[Start]
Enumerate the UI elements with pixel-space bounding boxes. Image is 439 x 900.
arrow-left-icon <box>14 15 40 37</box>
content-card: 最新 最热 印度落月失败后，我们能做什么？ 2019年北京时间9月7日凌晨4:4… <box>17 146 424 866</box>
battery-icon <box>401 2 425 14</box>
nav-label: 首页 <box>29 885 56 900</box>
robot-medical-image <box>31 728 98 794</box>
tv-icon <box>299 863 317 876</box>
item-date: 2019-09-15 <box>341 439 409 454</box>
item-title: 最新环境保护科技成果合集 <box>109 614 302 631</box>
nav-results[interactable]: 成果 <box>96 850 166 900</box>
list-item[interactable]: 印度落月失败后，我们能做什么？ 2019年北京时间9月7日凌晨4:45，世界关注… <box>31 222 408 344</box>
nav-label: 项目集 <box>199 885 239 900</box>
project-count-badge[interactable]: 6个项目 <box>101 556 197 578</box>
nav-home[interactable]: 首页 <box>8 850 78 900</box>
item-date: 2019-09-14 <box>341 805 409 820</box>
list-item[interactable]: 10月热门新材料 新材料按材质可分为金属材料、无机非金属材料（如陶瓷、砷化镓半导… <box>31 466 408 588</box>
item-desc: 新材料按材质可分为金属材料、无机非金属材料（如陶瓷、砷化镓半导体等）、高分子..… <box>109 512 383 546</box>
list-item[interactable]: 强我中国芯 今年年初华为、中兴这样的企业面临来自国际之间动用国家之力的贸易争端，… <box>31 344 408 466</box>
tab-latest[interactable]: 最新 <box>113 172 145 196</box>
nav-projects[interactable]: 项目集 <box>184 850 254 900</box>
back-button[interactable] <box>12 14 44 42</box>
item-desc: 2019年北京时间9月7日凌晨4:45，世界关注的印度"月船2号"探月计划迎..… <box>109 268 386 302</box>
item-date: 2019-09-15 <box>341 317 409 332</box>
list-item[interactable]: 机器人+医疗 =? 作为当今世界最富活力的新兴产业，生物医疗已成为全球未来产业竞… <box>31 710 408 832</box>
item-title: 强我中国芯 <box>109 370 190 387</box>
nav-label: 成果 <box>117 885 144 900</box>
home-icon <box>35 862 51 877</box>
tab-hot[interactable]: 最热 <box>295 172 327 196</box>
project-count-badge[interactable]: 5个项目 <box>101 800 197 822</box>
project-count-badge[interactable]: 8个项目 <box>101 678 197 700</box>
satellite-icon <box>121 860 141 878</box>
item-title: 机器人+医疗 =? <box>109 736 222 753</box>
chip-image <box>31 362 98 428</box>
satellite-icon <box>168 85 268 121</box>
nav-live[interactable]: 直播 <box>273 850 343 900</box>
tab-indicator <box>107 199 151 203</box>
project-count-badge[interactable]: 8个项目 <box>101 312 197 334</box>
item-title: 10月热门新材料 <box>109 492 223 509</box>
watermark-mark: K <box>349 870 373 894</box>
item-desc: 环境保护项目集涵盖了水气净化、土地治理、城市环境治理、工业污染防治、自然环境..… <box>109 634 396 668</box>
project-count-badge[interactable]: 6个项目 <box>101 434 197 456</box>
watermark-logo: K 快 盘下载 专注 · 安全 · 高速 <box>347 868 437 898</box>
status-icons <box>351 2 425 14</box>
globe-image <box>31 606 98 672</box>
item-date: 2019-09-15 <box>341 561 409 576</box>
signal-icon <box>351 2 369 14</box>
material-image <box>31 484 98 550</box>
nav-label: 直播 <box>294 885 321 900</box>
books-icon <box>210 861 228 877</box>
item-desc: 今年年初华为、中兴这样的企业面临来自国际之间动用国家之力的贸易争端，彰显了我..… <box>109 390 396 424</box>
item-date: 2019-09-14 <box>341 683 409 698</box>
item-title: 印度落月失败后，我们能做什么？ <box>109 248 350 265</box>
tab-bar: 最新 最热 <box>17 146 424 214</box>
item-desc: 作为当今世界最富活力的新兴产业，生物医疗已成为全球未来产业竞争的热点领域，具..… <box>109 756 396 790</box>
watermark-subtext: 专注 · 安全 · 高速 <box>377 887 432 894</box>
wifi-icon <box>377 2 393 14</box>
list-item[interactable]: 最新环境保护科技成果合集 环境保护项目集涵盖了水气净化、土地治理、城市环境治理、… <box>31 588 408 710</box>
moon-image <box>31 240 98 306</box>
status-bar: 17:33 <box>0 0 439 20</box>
[End]
→ TASK OBJECTIVE: Convert the items into a JSON list of strings with one string per line and blank lines left out. Cover only the lines from the first line of the items through the line containing "nav-label: 项目集 <box>199 885 239 900</box>", inclusive.

→ RESPONSE:
[
  "Enumerate the UI elements with pixel-space bounding boxes. Image is 439 x 900.",
  "arrow-left-icon <box>14 15 40 37</box>",
  "content-card: 最新 最热 印度落月失败后，我们能做什么？ 2019年北京时间9月7日凌晨4:4… <box>17 146 424 866</box>",
  "battery-icon <box>401 2 425 14</box>",
  "nav-label: 首页 <box>29 885 56 900</box>",
  "robot-medical-image <box>31 728 98 794</box>",
  "tv-icon <box>299 863 317 876</box>",
  "item-date: 2019-09-15 <box>341 439 409 454</box>",
  "item-title: 最新环境保护科技成果合集 <box>109 614 302 631</box>",
  "nav-results[interactable]: 成果 <box>96 850 166 900</box>",
  "list-item[interactable]: 印度落月失败后，我们能做什么？ 2019年北京时间9月7日凌晨4:45，世界关注… <box>31 222 408 344</box>",
  "nav-label: 项目集 <box>199 885 239 900</box>"
]